STORED RECORDS:
-- start --
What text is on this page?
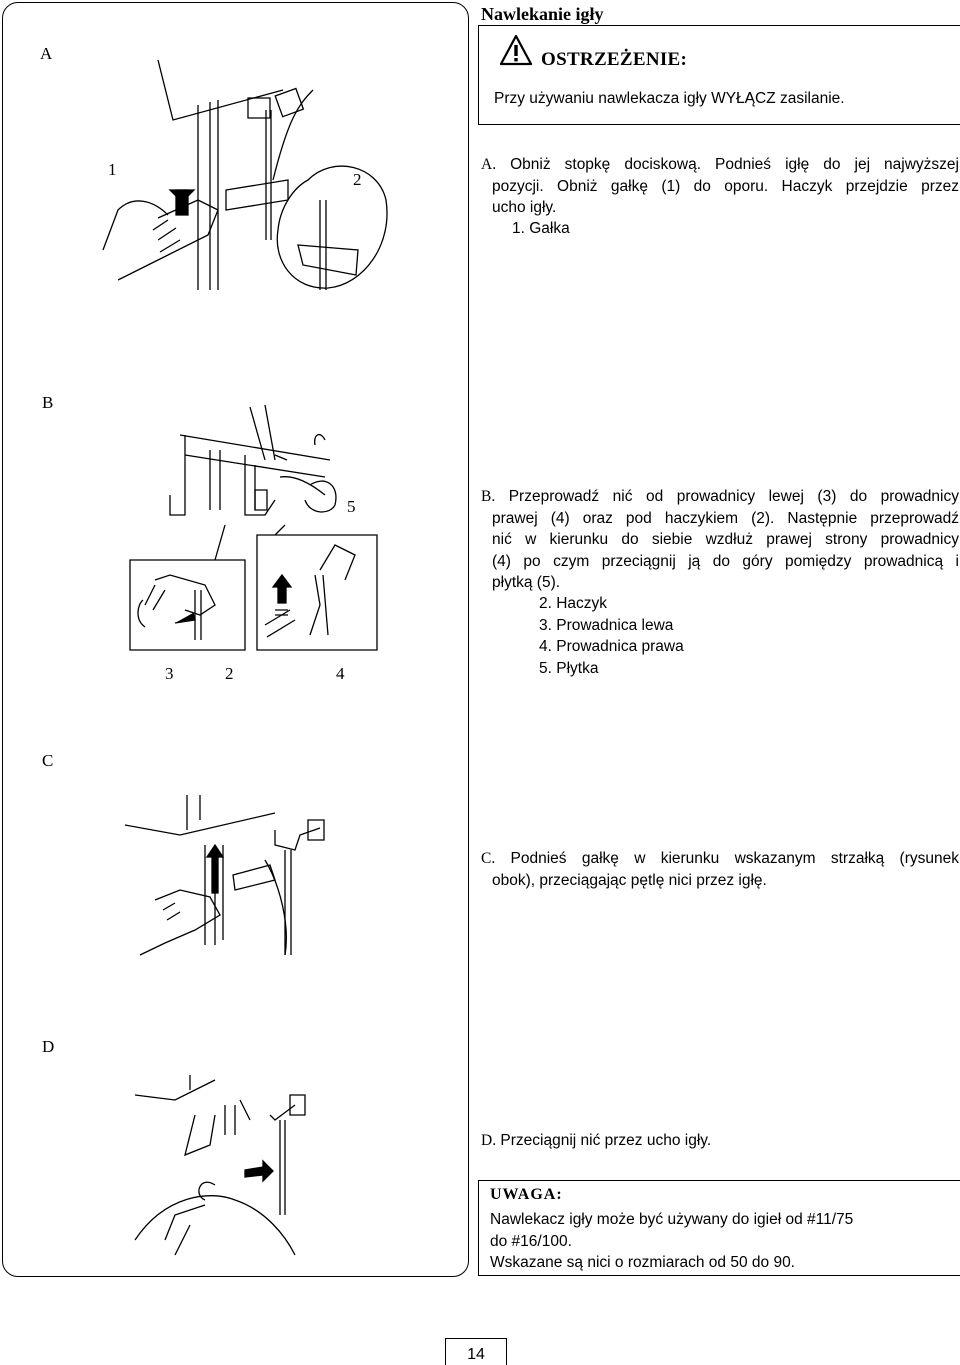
A
1
2
B
5
3	2	4
C
D
Nawlekanie igły
OSTRZEŻENIE:
Przy używaniu nawlekacza igły WYŁĄCZ zasilanie.
A. Obniż stopkę dociskową. Podnieś igłę do jej najwyższej
pozycji. Obniż gałkę (1) do oporu. Haczyk przejdzie przez
ucho igły.
1. Gałka
B. Przeprowadź nić od prowadnicy lewej (3) do prowadnicy
prawej (4) oraz pod haczykiem (2). Następnie przeprowadź
nić w kierunku do siebie wzdłuż prawej strony prowadnicy
(4) po czym przeciągnij ją do góry pomiędzy prowadnicą i
płytką (5).
2. Haczyk
3. Prowadnica lewa
4. Prowadnica prawa
5. Płytka
C. Podnieś gałkę w kierunku wskazanym strzałką (rysunek
obok), przeciągając pętlę nici przez igłę.
D. Przeciągnij nić przez ucho igły.
UWAGA:
Nawlekacz igły może być używany do igieł od #11/75
do #16/100.
Wskazane są nici o rozmiarach od 50 do 90.
14
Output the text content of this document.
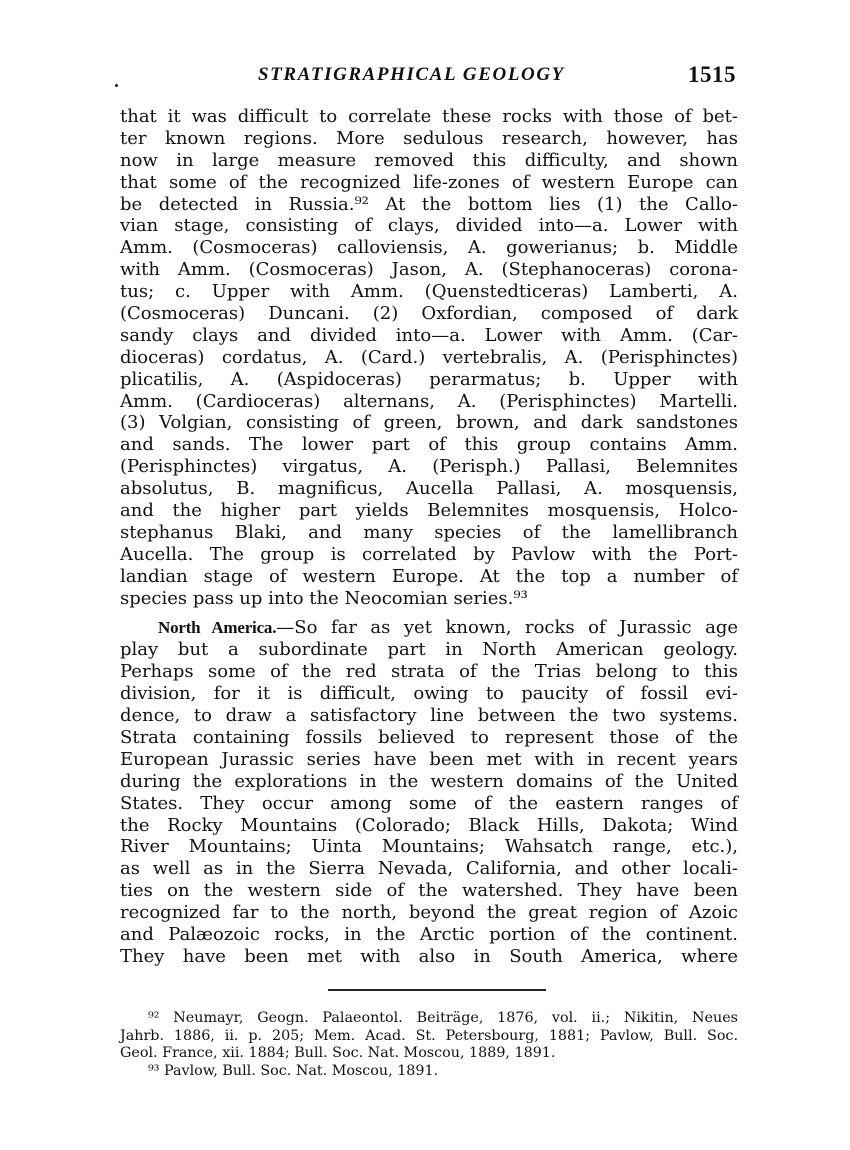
STRATIGRAPHICAL GEOLOGY	1515
that it was difficult to correlate these rocks with those of bet-
ter known regions. More sedulous research, however, has
now in large measure removed this difficulty, and shown
that some of the recognized life-zones of western Europe can
be detected in Russia.⁹² At the bottom lies (1) the Callo-
vian stage, consisting of clays, divided into—a. Lower with
Amm. (Cosmoceras) calloviensis, A. gowerianus; b. Middle
with Amm. (Cosmoceras) Jason, A. (Stephanoceras) corona-
tus; c. Upper with Amm. (Quenstedticeras) Lamberti, A.
(Cosmoceras) Duncani. (2) Oxfordian, composed of dark
sandy clays and divided into—a. Lower with Amm. (Car-
dioceras) cordatus, A. (Card.) vertebralis, A. (Perisphinctes)
plicatilis, A. (Aspidoceras) perarmatus; b. Upper with
Amm. (Cardioceras) alternans, A. (Perisphinctes) Martelli.
(3) Volgian, consisting of green, brown, and dark sandstones
and sands. The lower part of this group contains Amm.
(Perisphinctes) virgatus, A. (Perisph.) Pallasi, Belemnites
absolutus, B. magnificus, Aucella Pallasi, A. mosquensis,
and the higher part yields Belemnites mosquensis, Holco-
stephanus Blaki, and many species of the lamellibranch
Aucella. The group is correlated by Pavlow with the Port-
landian stage of western Europe. At the top a number of
species pass up into the Neocomian series.⁹³
North America.—So far as yet known, rocks of Jurassic age
play but a subordinate part in North American geology.
Perhaps some of the red strata of the Trias belong to this
division, for it is difficult, owing to paucity of fossil evi-
dence, to draw a satisfactory line between the two systems.
Strata containing fossils believed to represent those of the
European Jurassic series have been met with in recent years
during the explorations in the western domains of the United
States. They occur among some of the eastern ranges of
the Rocky Mountains (Colorado; Black Hills, Dakota; Wind
River Mountains; Uinta Mountains; Wahsatch range, etc.),
as well as in the Sierra Nevada, California, and other locali-
ties on the western side of the watershed. They have been
recognized far to the north, beyond the great region of Azoic
and Palæozoic rocks, in the Arctic portion of the continent.
They have been met with also in South America, where
⁹² Neumayr, Geogn. Palaeontol. Beiträge, 1876, vol. ii.; Nikitin, Neues
Jahrb. 1886, ii. p. 205; Mem. Acad. St. Petersbourg, 1881; Pavlow, Bull. Soc.
Geol. France, xii. 1884; Bull. Soc. Nat. Moscou, 1889, 1891.
⁹³ Pavlow, Bull. Soc. Nat. Moscou, 1891.
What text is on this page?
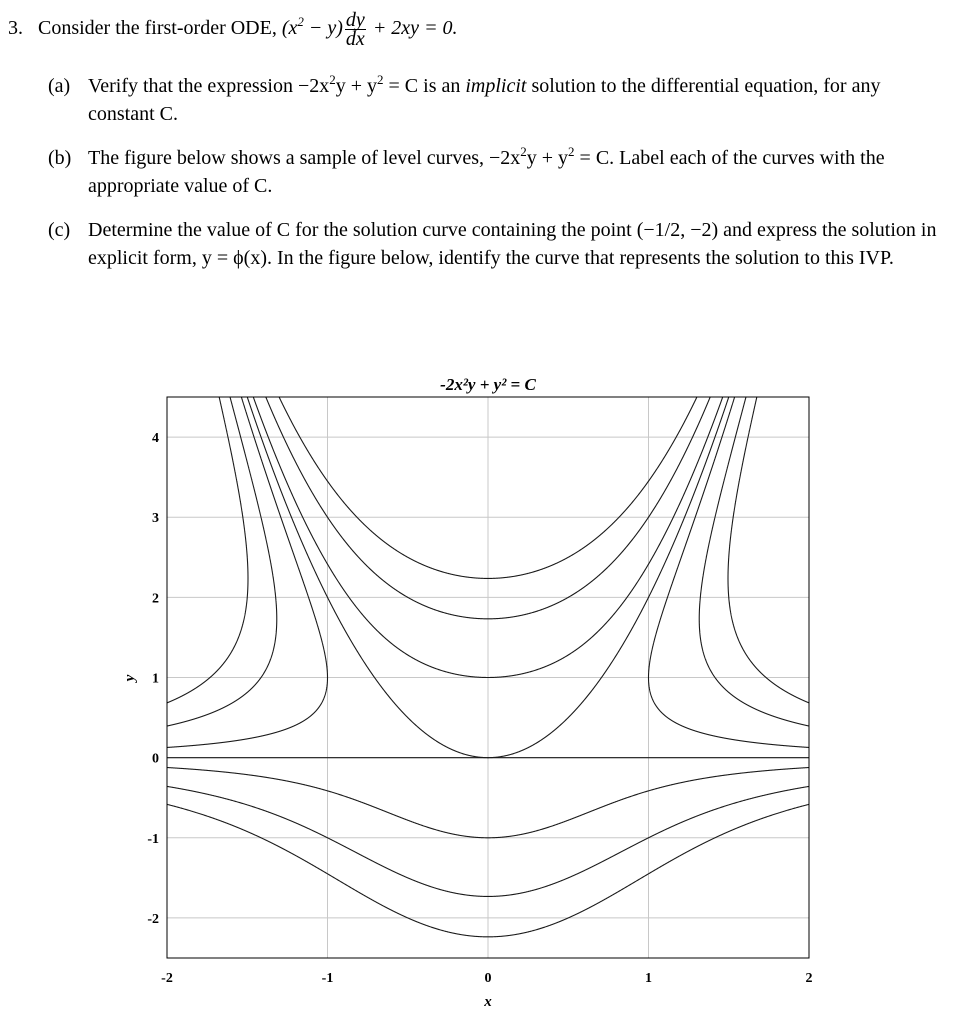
3. Consider the first-order ODE, $(x^2 - y) \frac{dy}{dx} + 2xy = 0$.
(a) Verify that the expression $-2x^2y + y^2 = C$ is an implicit solution to the differential equation, for any constant C.
(b) The figure below shows a sample of level curves, $-2x^2y + y^2 = C$. Label each of the curves with the appropriate value of C.
(c) Determine the value of C for the solution curve containing the point (−1/2, −2) and express the solution in explicit form, y = ϕ(x). In the figure below, identify the curve that represents the solution to this IVP.
-2	-1	0	1	2
4
3
2
1
0
-1
-2
-2x²y + y² = C
x
y
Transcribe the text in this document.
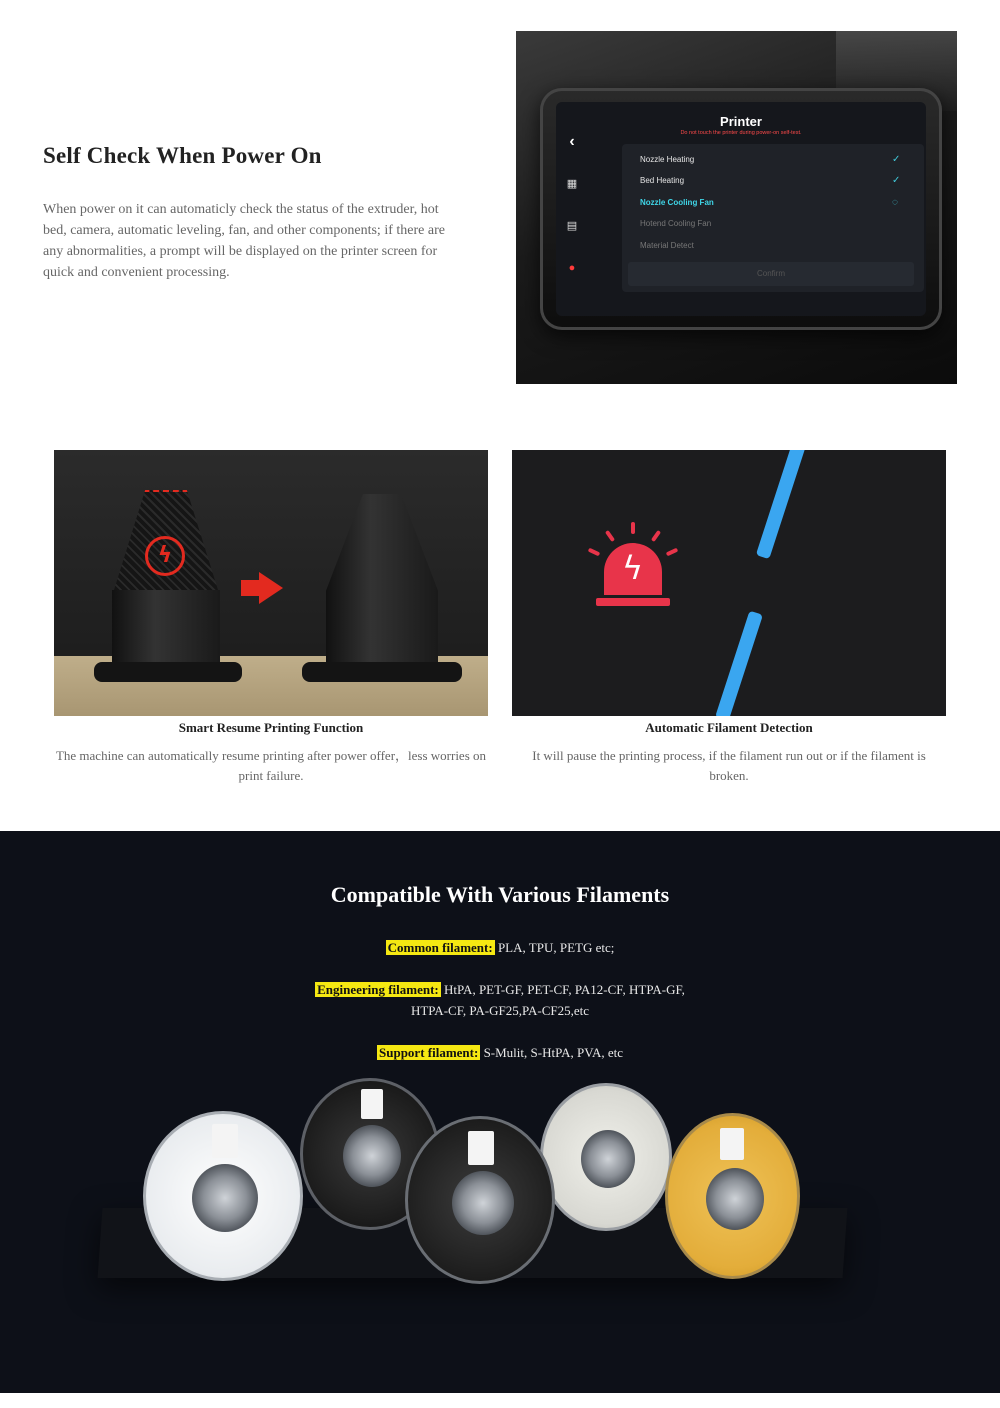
Self Check When Power On

When power on it can automaticly check the status of the extruder, hot bed, camera, automatic leveling, fan, and other components; if there are any abnormalities, a prompt will be displayed on the printer screen for quick and convenient processing.

Printer
Do not touch the printer during power-on self-test.
‹
▦
▤
●
Nozzle Heating	✓
Bed Heating	✓
Nozzle Cooling Fan	◌
Hotend Cooling Fan
Material Detect
Confirm
ϟ	ϟ
Smart Resume Printing Function
The machine can automatically resume printing after power offer，less worries on print failure.
Automatic Filament Detection
It will pause the printing process, if the filament run out or if the filament is broken.
Compatible With Various Filaments
Common filament: PLA, TPU, PETG etc;
Engineering filament: HtPA, PET-GF, PET-CF, PA12-CF, HTPA-GF,
HTPA-CF, PA-GF25,PA-CF25,etc
Support filament: S-Mulit, S-HtPA, PVA, etc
-- end --
Take the line containing "Transcribe the text in this document." and all lines after it to the end of the data above, and reproduce them exactly, leaving out pictures. Nothing else belongs in the copy.

OUTPUT BELOW:
Transcribe the text in this document.
Self Check When Power On

When power on it can automaticly check the status of the extruder, hot bed, camera, automatic leveling, fan, and other components; if there are any abnormalities, a prompt will be displayed on the printer screen for quick and convenient processing.

Printer
Do not touch the printer during power-on self-test.
‹
▦
▤
●
Nozzle Heating	✓
Bed Heating	✓
Nozzle Cooling Fan	◌
Hotend Cooling Fan
Material Detect
Confirm
ϟ	ϟ
Smart Resume Printing Function
The machine can automatically resume printing after power offer，less worries on print failure.
Automatic Filament Detection
It will pause the printing process, if the filament run out or if the filament is broken.
Compatible With Various Filaments
Common filament: PLA, TPU, PETG etc;
Engineering filament: HtPA, PET-GF, PET-CF, PA12-CF, HTPA-GF,
HTPA-CF, PA-GF25,PA-CF25,etc
Support filament: S-Mulit, S-HtPA, PVA, etc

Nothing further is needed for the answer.